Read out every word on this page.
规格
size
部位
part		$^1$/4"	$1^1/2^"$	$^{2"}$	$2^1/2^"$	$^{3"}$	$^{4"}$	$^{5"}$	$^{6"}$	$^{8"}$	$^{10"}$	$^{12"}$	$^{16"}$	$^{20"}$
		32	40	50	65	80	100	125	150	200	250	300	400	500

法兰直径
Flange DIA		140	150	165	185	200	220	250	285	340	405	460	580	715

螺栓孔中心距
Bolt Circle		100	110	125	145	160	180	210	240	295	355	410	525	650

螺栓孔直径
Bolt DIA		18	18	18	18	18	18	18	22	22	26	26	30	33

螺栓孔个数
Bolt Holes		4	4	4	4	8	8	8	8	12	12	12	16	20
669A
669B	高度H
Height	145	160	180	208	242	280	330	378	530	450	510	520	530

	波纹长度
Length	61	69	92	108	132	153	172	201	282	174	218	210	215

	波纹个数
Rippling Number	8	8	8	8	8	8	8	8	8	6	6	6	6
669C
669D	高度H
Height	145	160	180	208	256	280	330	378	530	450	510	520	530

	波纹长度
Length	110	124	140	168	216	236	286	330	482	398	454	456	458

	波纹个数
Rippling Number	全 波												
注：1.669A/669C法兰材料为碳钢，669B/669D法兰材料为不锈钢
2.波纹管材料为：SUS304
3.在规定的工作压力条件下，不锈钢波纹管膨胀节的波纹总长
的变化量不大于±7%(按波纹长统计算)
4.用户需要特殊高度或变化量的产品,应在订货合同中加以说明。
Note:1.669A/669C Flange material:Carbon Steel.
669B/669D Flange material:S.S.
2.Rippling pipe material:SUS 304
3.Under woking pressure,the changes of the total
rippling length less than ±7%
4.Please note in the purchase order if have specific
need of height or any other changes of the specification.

Written instruction => Gather each line of the records holding the string "Number".

Written response =>
Rippling Number	8	8	8	8	8	8	8	8	8	6	6	6	6
Rippling Number	全 波												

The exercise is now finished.